[BEGIN DATA FOR THIS EXERCISE]

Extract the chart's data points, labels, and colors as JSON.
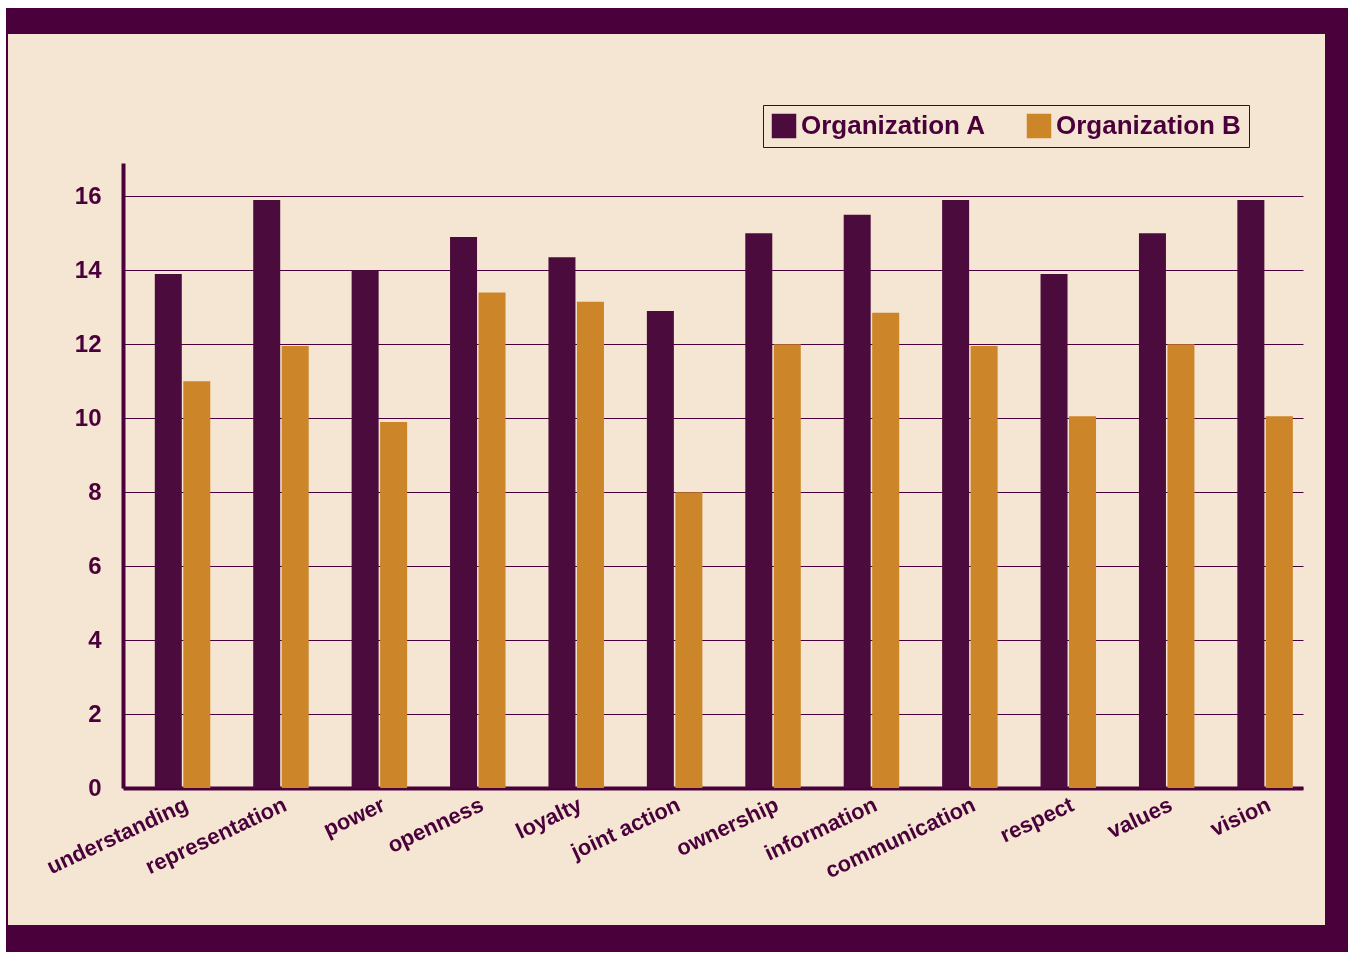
{
  "chart_data": {
    "type": "bar",
    "categories": [
      "understanding",
      "representation",
      "power",
      "openness",
      "loyalty",
      "joint action",
      "ownership",
      "information",
      "communication",
      "respect",
      "values",
      "vision"
    ],
    "series": [
      {
        "name": "Organization A",
        "color": "#4b0c3d",
        "values": [
          13.9,
          15.9,
          14.0,
          14.9,
          14.35,
          12.9,
          15.0,
          15.5,
          15.9,
          13.9,
          15.0,
          15.9
        ]
      },
      {
        "name": "Organization B",
        "color": "#cc8528",
        "values": [
          11.0,
          11.95,
          9.9,
          13.4,
          13.15,
          8.0,
          12.0,
          12.85,
          11.95,
          10.05,
          12.0,
          10.05
        ]
      }
    ],
    "ylim": [
      0,
      16.9
    ],
    "yticks": [
      0,
      2,
      4,
      6,
      8,
      10,
      12,
      14,
      16
    ],
    "grid": "y",
    "legend": "top right"
  }
}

[END DATA FOR THIS EXERCISE]

#### [WHAT THE EXERCISE ASKS]
How many of the listing's lines contain "name"? Respond with a single number and nothing else.

#### [FULL ANSWER]
2